- [EXERCISE DETAILS] Wherever the word "доли" appears in the entries, copy the whole line.

::::::

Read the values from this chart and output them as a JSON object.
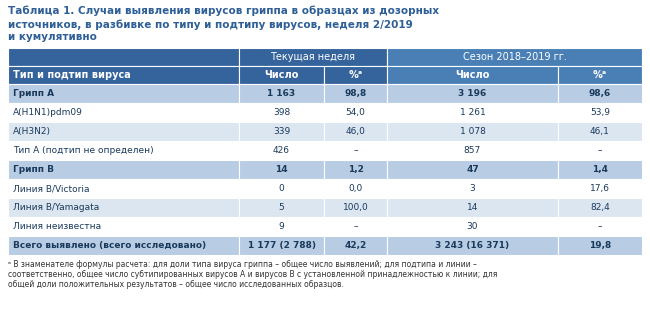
{
  "title_lines": [
    "Таблица 1. Случаи выявления вирусов гриппа в образцах из дозорных",
    "источников, в разбивке по типу и подтипу вирусов, неделя 2/2019",
    "и кумулятивно"
  ],
  "col_headers_row1_left": "Текущая неделя",
  "col_headers_row1_right": "Сезон 2018–2019 гг.",
  "col_headers_row2": [
    "Тип и подтип вируса",
    "Число",
    "%ᵃ",
    "Число",
    "%ᵃ"
  ],
  "rows": [
    {
      "label": "Грипп A",
      "bold": true,
      "shaded": true,
      "vals": [
        "1 163",
        "98,8",
        "3 196",
        "98,6"
      ]
    },
    {
      "label": "A(H1N1)pdm09",
      "bold": false,
      "shaded": false,
      "vals": [
        "398",
        "54,0",
        "1 261",
        "53,9"
      ]
    },
    {
      "label": "A(H3N2)",
      "bold": false,
      "shaded": true,
      "vals": [
        "339",
        "46,0",
        "1 078",
        "46,1"
      ]
    },
    {
      "label": "Тип А (подтип не определен)",
      "bold": false,
      "shaded": false,
      "vals": [
        "426",
        "–",
        "857",
        "–"
      ]
    },
    {
      "label": "Грипп B",
      "bold": true,
      "shaded": true,
      "vals": [
        "14",
        "1,2",
        "47",
        "1,4"
      ]
    },
    {
      "label": "Линия B/Victoria",
      "bold": false,
      "shaded": false,
      "vals": [
        "0",
        "0,0",
        "3",
        "17,6"
      ]
    },
    {
      "label": "Линия B/Yamagata",
      "bold": false,
      "shaded": true,
      "vals": [
        "5",
        "100,0",
        "14",
        "82,4"
      ]
    },
    {
      "label": "Линия неизвестна",
      "bold": false,
      "shaded": false,
      "vals": [
        "9",
        "–",
        "30",
        "–"
      ]
    },
    {
      "label": "Всего выявлено (всего исследовано)",
      "bold": true,
      "shaded": true,
      "vals": [
        "1 177 (2 788)",
        "42,2",
        "3 243 (16 371)",
        "19,8"
      ]
    }
  ],
  "footnote_lines": [
    "ᵃ В знаменателе формулы расчета: для доли типа вируса гриппа – общее число выявлений; для подтипа и линии –",
    "соответственно, общее число субтипированных вирусов А и вирусов В с установленной принадлежностью к линии; для",
    "общей доли положительных результатов – общее число исследованных образцов."
  ],
  "header_bg_left": "#35639b",
  "header_bg_right": "#4a7fb5",
  "header_text": "#ffffff",
  "bold_row_bg": "#b8cce4",
  "bold_row_text": "#1a3a5c",
  "shaded_bg": "#dce6f1",
  "unshaded_bg": "#ffffff",
  "normal_text": "#1a3a5c",
  "title_color": "#2e5f96",
  "figsize": [
    6.5,
    3.14
  ],
  "dpi": 100
}
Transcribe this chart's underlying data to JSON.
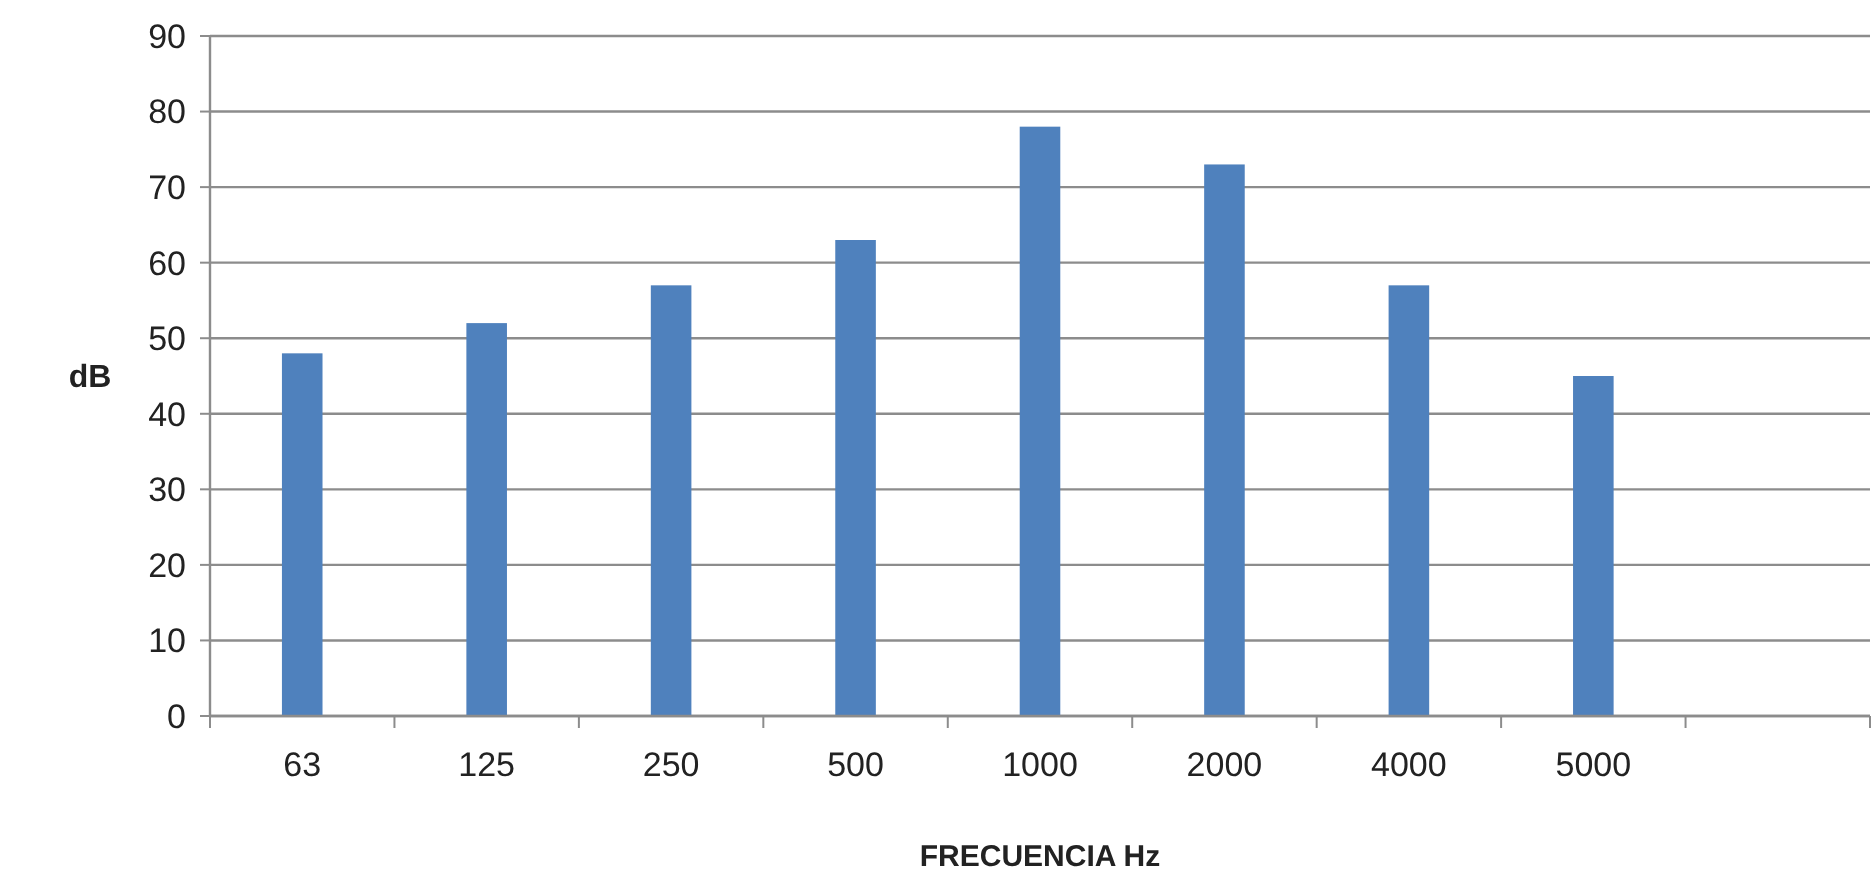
{
  "chart_data": {
    "type": "bar",
    "xlabel": "FRECUENCIA Hz",
    "ylabel": "dB",
    "categories": [
      "63",
      "125",
      "250",
      "500",
      "1000",
      "2000",
      "4000",
      "5000",
      null
    ],
    "values": [
      48,
      52,
      57,
      63,
      78,
      73,
      57,
      45,
      null
    ],
    "color": "#4f81bd",
    "ylim": [
      0,
      90
    ],
    "yticks": [
      0,
      10,
      20,
      30,
      40,
      50,
      60,
      70,
      80,
      90
    ],
    "grid": "y"
  }
}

::::::

- [THE SOLUTION]
    "ᵃ В знаменателе формулы расчета: для доли типа вируса гриппа – общее число выявлений; для подтипа и линии –",
    "общей доли положительных результатов – общее число исследованных образцов."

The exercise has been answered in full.